• **THE REQUEST**
Reproduce the entries exactly.

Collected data
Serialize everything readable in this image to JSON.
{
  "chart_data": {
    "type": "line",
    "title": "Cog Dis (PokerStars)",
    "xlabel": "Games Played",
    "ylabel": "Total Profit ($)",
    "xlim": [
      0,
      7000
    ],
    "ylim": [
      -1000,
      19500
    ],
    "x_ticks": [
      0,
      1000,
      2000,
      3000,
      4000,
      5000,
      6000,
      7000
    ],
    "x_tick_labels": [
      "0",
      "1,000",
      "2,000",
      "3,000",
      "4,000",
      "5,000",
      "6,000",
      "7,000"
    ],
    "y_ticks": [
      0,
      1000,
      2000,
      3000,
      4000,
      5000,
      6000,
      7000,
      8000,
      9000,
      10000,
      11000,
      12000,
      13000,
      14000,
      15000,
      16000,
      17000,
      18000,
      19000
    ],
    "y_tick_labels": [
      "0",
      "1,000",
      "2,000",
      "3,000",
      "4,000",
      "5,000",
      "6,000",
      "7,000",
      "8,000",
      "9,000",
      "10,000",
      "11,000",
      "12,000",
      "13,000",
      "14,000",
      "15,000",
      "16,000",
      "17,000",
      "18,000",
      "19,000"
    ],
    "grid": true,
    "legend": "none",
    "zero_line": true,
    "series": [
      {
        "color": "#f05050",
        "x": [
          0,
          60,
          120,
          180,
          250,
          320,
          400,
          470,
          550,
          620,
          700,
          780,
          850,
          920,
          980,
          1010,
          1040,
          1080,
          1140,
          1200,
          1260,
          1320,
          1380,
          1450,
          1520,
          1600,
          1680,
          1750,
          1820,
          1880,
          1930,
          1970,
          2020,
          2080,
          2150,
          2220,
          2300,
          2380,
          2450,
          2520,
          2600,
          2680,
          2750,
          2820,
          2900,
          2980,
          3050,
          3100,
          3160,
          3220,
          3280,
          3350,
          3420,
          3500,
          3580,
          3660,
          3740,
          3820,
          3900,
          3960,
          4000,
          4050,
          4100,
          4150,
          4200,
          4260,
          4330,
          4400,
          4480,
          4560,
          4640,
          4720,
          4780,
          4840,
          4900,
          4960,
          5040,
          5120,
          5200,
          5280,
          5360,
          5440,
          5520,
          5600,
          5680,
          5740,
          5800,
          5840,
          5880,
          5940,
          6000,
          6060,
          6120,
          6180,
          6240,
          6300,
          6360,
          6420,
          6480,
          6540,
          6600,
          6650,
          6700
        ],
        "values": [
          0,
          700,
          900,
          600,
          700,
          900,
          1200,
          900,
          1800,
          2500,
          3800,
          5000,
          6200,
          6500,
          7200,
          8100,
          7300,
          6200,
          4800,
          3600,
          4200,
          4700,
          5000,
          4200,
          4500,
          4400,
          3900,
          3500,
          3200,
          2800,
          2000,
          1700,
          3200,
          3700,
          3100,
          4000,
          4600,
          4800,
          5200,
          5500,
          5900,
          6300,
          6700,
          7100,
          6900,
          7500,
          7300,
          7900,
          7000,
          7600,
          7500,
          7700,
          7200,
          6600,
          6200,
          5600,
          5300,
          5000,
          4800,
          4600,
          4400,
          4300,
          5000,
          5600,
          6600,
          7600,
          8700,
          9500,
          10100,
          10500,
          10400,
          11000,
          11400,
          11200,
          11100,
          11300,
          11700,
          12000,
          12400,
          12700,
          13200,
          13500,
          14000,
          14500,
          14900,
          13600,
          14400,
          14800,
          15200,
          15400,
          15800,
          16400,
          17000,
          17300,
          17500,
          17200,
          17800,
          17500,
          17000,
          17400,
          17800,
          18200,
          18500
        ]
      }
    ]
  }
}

• **COMPLETE RESPONSE**
Serialize everything readable in this image to JSON.
{
  "chart_data": {
    "type": "line",
    "title": "Cog Dis (PokerStars)",
    "xlabel": "Games Played",
    "ylabel": "Total Profit ($)",
    "xlim": [
      0,
      7000
    ],
    "ylim": [
      -1000,
      19500
    ],
    "x_ticks": [
      0,
      1000,
      2000,
      3000,
      4000,
      5000,
      6000,
      7000
    ],
    "x_tick_labels": [
      "0",
      "1,000",
      "2,000",
      "3,000",
      "4,000",
      "5,000",
      "6,000",
      "7,000"
    ],
    "y_ticks": [
      0,
      1000,
      2000,
      3000,
      4000,
      5000,
      6000,
      7000,
      8000,
      9000,
      10000,
      11000,
      12000,
      13000,
      14000,
      15000,
      16000,
      17000,
      18000,
      19000
    ],
    "y_tick_labels": [
      "0",
      "1,000",
      "2,000",
      "3,000",
      "4,000",
      "5,000",
      "6,000",
      "7,000",
      "8,000",
      "9,000",
      "10,000",
      "11,000",
      "12,000",
      "13,000",
      "14,000",
      "15,000",
      "16,000",
      "17,000",
      "18,000",
      "19,000"
    ],
    "grid": true,
    "legend": "none",
    "zero_line": true,
    "series": [
      {
        "color": "#f05050",
        "x": [
          0,
          60,
          120,
          180,
          250,
          320,
          400,
          470,
          550,
          620,
          700,
          780,
          850,
          920,
          980,
          1010,
          1040,
          1080,
          1140,
          1200,
          1260,
          1320,
          1380,
          1450,
          1520,
          1600,
          1680,
          1750,
          1820,
          1880,
          1930,
          1970,
          2020,
          2080,
          2150,
          2220,
          2300,
          2380,
          2450,
          2520,
          2600,
          2680,
          2750,
          2820,
          2900,
          2980,
          3050,
          3100,
          3160,
          3220,
          3280,
          3350,
          3420,
          3500,
          3580,
          3660,
          3740,
          3820,
          3900,
          3960,
          4000,
          4050,
          4100,
          4150,
          4200,
          4260,
          4330,
          4400,
          4480,
          4560,
          4640,
          4720,
          4780,
          4840,
          4900,
          4960,
          5040,
          5120,
          5200,
          5280,
          5360,
          5440,
          5520,
          5600,
          5680,
          5740,
          5800,
          5840,
          5880,
          5940,
          6000,
          6060,
          6120,
          6180,
          6240,
          6300,
          6360,
          6420,
          6480,
          6540,
          6600,
          6650,
          6700
        ],
        "values": [
          0,
          700,
          900,
          600,
          700,
          900,
          1200,
          900,
          1800,
          2500,
          3800,
          5000,
          6200,
          6500,
          7200,
          8100,
          7300,
          6200,
          4800,
          3600,
          4200,
          4700,
          5000,
          4200,
          4500,
          4400,
          3900,
          3500,
          3200,
          2800,
          2000,
          1700,
          3200,
          3700,
          3100,
          4000,
          4600,
          4800,
          5200,
          5500,
          5900,
          6300,
          6700,
          7100,
          6900,
          7500,
          7300,
          7900,
          7000,
          7600,
          7500,
          7700,
          7200,
          6600,
          6200,
          5600,
          5300,
          5000,
          4800,
          4600,
          4400,
          4300,
          5000,
          5600,
          6600,
          7600,
          8700,
          9500,
          10100,
          10500,
          10400,
          11000,
          11400,
          11200,
          11100,
          11300,
          11700,
          12000,
          12400,
          12700,
          13200,
          13500,
          14000,
          14500,
          14900,
          13600,
          14400,
          14800,
          15200,
          15400,
          15800,
          16400,
          17000,
          17300,
          17500,
          17200,
          17800,
          17500,
          17000,
          17400,
          17800,
          18200,
          18500
        ]
      }
    ]
  }
}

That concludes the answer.